- _PROBLEM REQUIREMENTS_: Copy out each line of the data that holds the word "Анализ".

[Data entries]
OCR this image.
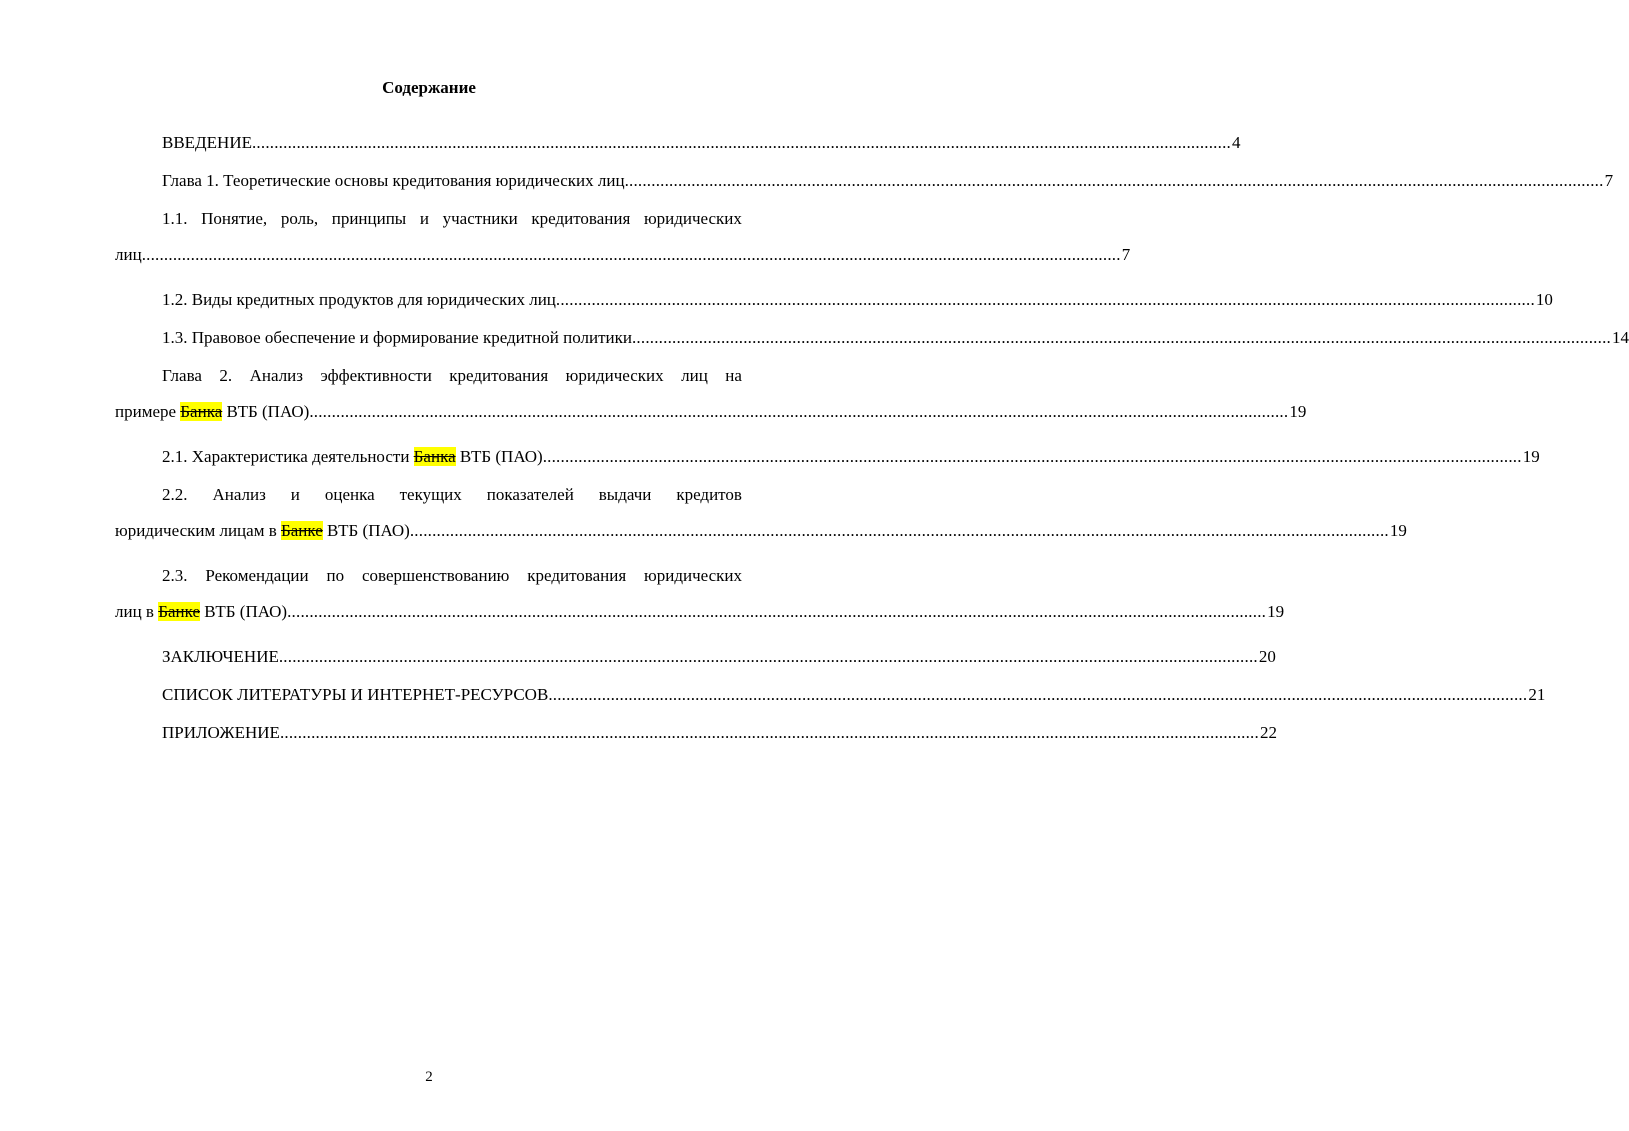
Содержание
ВВЕДЕНИЕ ............................................................................................................................................................................................................................ 4
Глава 1. Теоретические основы кредитования юридических лиц ............................................................................................................................................................................................................................ 7
1.1. Понятие, роль, принципы и участники кредитования юридических
лиц ............................................................................................................................................................................................................................ 7
1.2. Виды кредитных продуктов для юридических лиц ............................................................................................................................................................................................................................ 10
1.3. Правовое обеспечение и формирование кредитной политики ............................................................................................................................................................................................................................ 14
Глава 2. Анализ эффективности кредитования юридических лиц на
примере Банка ВТБ (ПАО) ............................................................................................................................................................................................................................ 19
2.1. Характеристика деятельности Банка ВТБ (ПАО) ............................................................................................................................................................................................................................ 19
2.2. Анализ и оценка текущих показателей выдачи кредитов
юридическим лицам в Банке ВТБ (ПАО) ............................................................................................................................................................................................................................ 19
2.3. Рекомендации по совершенствованию кредитования юридических
лиц в Банке ВТБ (ПАО) ............................................................................................................................................................................................................................ 19
ЗАКЛЮЧЕНИЕ ............................................................................................................................................................................................................................ 20
СПИСОК ЛИТЕРАТУРЫ И ИНТЕРНЕТ-РЕСУРСОВ ............................................................................................................................................................................................................................ 21
ПРИЛОЖЕНИЕ ............................................................................................................................................................................................................................ 22
2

- _REPLY TO THE TASK_:
Глава 2. Анализ эффективности кредитования юридических лиц на
2.2. Анализ и оценка текущих показателей выдачи кредитов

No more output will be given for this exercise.